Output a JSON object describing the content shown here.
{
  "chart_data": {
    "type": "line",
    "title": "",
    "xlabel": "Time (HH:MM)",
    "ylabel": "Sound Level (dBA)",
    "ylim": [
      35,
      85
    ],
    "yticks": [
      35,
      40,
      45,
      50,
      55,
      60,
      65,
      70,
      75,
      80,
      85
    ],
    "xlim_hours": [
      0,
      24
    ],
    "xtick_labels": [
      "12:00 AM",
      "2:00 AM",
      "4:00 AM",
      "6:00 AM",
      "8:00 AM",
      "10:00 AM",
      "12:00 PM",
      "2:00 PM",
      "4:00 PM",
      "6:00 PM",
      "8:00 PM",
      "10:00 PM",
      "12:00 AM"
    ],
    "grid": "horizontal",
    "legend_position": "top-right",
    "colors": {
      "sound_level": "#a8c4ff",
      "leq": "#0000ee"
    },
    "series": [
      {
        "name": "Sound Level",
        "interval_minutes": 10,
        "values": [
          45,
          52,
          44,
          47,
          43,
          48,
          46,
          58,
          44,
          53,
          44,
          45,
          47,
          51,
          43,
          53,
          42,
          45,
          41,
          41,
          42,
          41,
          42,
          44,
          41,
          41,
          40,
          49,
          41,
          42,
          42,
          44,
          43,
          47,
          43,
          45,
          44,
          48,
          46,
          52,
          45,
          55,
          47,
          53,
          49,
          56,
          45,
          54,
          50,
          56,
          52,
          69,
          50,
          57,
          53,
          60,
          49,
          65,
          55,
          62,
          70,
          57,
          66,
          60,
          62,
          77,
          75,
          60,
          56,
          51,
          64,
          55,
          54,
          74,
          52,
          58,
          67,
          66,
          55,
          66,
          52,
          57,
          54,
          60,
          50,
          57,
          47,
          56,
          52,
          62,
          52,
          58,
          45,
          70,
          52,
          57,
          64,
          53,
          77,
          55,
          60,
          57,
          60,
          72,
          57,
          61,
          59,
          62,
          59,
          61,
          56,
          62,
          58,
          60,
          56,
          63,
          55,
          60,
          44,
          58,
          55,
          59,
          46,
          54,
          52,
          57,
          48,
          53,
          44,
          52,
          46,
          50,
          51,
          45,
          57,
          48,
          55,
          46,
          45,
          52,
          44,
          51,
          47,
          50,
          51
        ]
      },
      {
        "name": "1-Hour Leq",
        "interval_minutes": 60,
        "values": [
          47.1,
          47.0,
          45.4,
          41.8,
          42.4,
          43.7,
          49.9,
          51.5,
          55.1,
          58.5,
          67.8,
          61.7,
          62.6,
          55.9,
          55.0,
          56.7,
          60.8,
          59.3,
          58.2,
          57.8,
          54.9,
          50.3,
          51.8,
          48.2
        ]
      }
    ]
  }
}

▸ **PROBLEM DETAILS**
Every record above must be duplicated exactly.

▸ **TASK ANSWER**
Output a JSON object describing the content shown here.
{
  "chart_data": {
    "type": "line",
    "title": "",
    "xlabel": "Time (HH:MM)",
    "ylabel": "Sound Level (dBA)",
    "ylim": [
      35,
      85
    ],
    "yticks": [
      35,
      40,
      45,
      50,
      55,
      60,
      65,
      70,
      75,
      80,
      85
    ],
    "xlim_hours": [
      0,
      24
    ],
    "xtick_labels": [
      "12:00 AM",
      "2:00 AM",
      "4:00 AM",
      "6:00 AM",
      "8:00 AM",
      "10:00 AM",
      "12:00 PM",
      "2:00 PM",
      "4:00 PM",
      "6:00 PM",
      "8:00 PM",
      "10:00 PM",
      "12:00 AM"
    ],
    "grid": "horizontal",
    "legend_position": "top-right",
    "colors": {
      "sound_level": "#a8c4ff",
      "leq": "#0000ee"
    },
    "series": [
      {
        "name": "Sound Level",
        "interval_minutes": 10,
        "values": [
          45,
          52,
          44,
          47,
          43,
          48,
          46,
          58,
          44,
          53,
          44,
          45,
          47,
          51,
          43,
          53,
          42,
          45,
          41,
          41,
          42,
          41,
          42,
          44,
          41,
          41,
          40,
          49,
          41,
          42,
          42,
          44,
          43,
          47,
          43,
          45,
          44,
          48,
          46,
          52,
          45,
          55,
          47,
          53,
          49,
          56,
          45,
          54,
          50,
          56,
          52,
          69,
          50,
          57,
          53,
          60,
          49,
          65,
          55,
          62,
          70,
          57,
          66,
          60,
          62,
          77,
          75,
          60,
          56,
          51,
          64,
          55,
          54,
          74,
          52,
          58,
          67,
          66,
          55,
          66,
          52,
          57,
          54,
          60,
          50,
          57,
          47,
          56,
          52,
          62,
          52,
          58,
          45,
          70,
          52,
          57,
          64,
          53,
          77,
          55,
          60,
          57,
          60,
          72,
          57,
          61,
          59,
          62,
          59,
          61,
          56,
          62,
          58,
          60,
          56,
          63,
          55,
          60,
          44,
          58,
          55,
          59,
          46,
          54,
          52,
          57,
          48,
          53,
          44,
          52,
          46,
          50,
          51,
          45,
          57,
          48,
          55,
          46,
          45,
          52,
          44,
          51,
          47,
          50,
          51
        ]
      },
      {
        "name": "1-Hour Leq",
        "interval_minutes": 60,
        "values": [
          47.1,
          47.0,
          45.4,
          41.8,
          42.4,
          43.7,
          49.9,
          51.5,
          55.1,
          58.5,
          67.8,
          61.7,
          62.6,
          55.9,
          55.0,
          56.7,
          60.8,
          59.3,
          58.2,
          57.8,
          54.9,
          50.3,
          51.8,
          48.2
        ]
      }
    ]
  }
}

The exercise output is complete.